Write out each record again exactly as it stands.

■ ■ ■ ■ ■ ■ ■

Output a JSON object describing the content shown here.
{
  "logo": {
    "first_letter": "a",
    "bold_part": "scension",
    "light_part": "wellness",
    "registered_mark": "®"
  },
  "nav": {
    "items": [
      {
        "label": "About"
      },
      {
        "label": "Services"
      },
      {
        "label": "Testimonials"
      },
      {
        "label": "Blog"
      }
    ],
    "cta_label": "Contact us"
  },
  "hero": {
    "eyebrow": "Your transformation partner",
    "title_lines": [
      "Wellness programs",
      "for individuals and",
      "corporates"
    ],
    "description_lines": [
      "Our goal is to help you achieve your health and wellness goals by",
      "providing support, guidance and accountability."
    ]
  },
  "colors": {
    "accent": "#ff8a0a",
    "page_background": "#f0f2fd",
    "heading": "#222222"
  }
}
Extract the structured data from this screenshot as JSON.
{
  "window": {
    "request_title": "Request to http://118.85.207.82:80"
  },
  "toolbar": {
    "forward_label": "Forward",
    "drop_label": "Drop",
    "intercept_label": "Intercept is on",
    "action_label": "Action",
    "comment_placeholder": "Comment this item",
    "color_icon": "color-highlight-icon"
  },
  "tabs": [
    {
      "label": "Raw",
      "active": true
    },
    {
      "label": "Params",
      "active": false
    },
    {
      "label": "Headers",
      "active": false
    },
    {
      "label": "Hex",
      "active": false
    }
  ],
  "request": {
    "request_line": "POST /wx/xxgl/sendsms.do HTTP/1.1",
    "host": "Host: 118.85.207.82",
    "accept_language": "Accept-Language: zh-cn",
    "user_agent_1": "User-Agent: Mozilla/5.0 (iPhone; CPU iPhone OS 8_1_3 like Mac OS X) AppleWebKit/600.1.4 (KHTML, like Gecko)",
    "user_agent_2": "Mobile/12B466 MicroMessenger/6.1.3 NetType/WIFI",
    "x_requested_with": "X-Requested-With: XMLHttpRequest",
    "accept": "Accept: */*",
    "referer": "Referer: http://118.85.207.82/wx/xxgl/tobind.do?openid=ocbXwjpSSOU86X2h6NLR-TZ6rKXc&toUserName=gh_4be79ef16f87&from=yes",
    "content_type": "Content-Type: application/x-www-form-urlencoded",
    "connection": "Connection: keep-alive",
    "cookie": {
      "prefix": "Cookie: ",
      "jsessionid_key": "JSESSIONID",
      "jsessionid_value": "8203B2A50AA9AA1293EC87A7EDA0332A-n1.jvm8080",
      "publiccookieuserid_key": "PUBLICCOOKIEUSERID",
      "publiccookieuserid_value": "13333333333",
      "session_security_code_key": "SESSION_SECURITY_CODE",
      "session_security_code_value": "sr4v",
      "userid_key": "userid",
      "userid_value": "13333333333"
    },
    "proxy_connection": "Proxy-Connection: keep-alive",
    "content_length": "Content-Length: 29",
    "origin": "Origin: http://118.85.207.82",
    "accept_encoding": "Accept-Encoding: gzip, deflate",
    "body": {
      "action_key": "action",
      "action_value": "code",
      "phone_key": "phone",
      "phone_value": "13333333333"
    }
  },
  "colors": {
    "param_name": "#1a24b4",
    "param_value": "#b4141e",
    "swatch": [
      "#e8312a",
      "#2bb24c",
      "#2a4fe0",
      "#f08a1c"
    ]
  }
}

■ ■ ■ ■ ■ ■ ■

Result for this task:
Output a JSON object describing the content shown here.
{
  "logo": {
    "first_letter": "a",
    "bold_part": "scension",
    "light_part": "wellness",
    "registered_mark": "®"
  },
  "nav": {
    "items": [
      {
        "label": "About"
      },
      {
        "label": "Services"
      },
      {
        "label": "Testimonials"
      },
      {
        "label": "Blog"
      }
    ],
    "cta_label": "Contact us"
  },
  "hero": {
    "eyebrow": "Your transformation partner",
    "title_lines": [
      "Wellness programs",
      "for individuals and",
      "corporates"
    ],
    "description_lines": [
      "Our goal is to help you achieve your health and wellness goals by",
      "providing support, guidance and accountability."
    ]
  },
  "colors": {
    "accent": "#ff8a0a",
    "page_background": "#f0f2fd",
    "heading": "#222222"
  }
}
Extract the structured data from this screenshot as JSON.
{
  "window": {
    "request_title": "Request to http://118.85.207.82:80"
  },
  "toolbar": {
    "forward_label": "Forward",
    "drop_label": "Drop",
    "intercept_label": "Intercept is on",
    "action_label": "Action",
    "comment_placeholder": "Comment this item",
    "color_icon": "color-highlight-icon"
  },
  "tabs": [
    {
      "label": "Raw",
      "active": true
    },
    {
      "label": "Params",
      "active": false
    },
    {
      "label": "Headers",
      "active": false
    },
    {
      "label": "Hex",
      "active": false
    }
  ],
  "request": {
    "request_line": "POST /wx/xxgl/sendsms.do HTTP/1.1",
    "host": "Host: 118.85.207.82",
    "accept_language": "Accept-Language: zh-cn",
    "user_agent_1": "User-Agent: Mozilla/5.0 (iPhone; CPU iPhone OS 8_1_3 like Mac OS X) AppleWebKit/600.1.4 (KHTML, like Gecko)",
    "user_agent_2": "Mobile/12B466 MicroMessenger/6.1.3 NetType/WIFI",
    "x_requested_with": "X-Requested-With: XMLHttpRequest",
    "accept": "Accept: */*",
    "referer": "Referer: http://118.85.207.82/wx/xxgl/tobind.do?openid=ocbXwjpSSOU86X2h6NLR-TZ6rKXc&toUserName=gh_4be79ef16f87&from=yes",
    "content_type": "Content-Type: application/x-www-form-urlencoded",
    "connection": "Connection: keep-alive",
    "cookie": {
      "prefix": "Cookie: ",
      "jsessionid_key": "JSESSIONID",
      "jsessionid_value": "8203B2A50AA9AA1293EC87A7EDA0332A-n1.jvm8080",
      "publiccookieuserid_key": "PUBLICCOOKIEUSERID",
      "publiccookieuserid_value": "13333333333",
      "session_security_code_key": "SESSION_SECURITY_CODE",
      "session_security_code_value": "sr4v",
      "userid_key": "userid",
      "userid_value": "13333333333"
    },
    "proxy_connection": "Proxy-Connection: keep-alive",
    "content_length": "Content-Length: 29",
    "origin": "Origin: http://118.85.207.82",
    "accept_encoding": "Accept-Encoding: gzip, deflate",
    "body": {
      "action_key": "action",
      "action_value": "code",
      "phone_key": "phone",
      "phone_value": "13333333333"
    }
  },
  "colors": {
    "param_name": "#1a24b4",
    "param_value": "#b4141e",
    "swatch": [
      "#e8312a",
      "#2bb24c",
      "#2a4fe0",
      "#f08a1c"
    ]
  }
}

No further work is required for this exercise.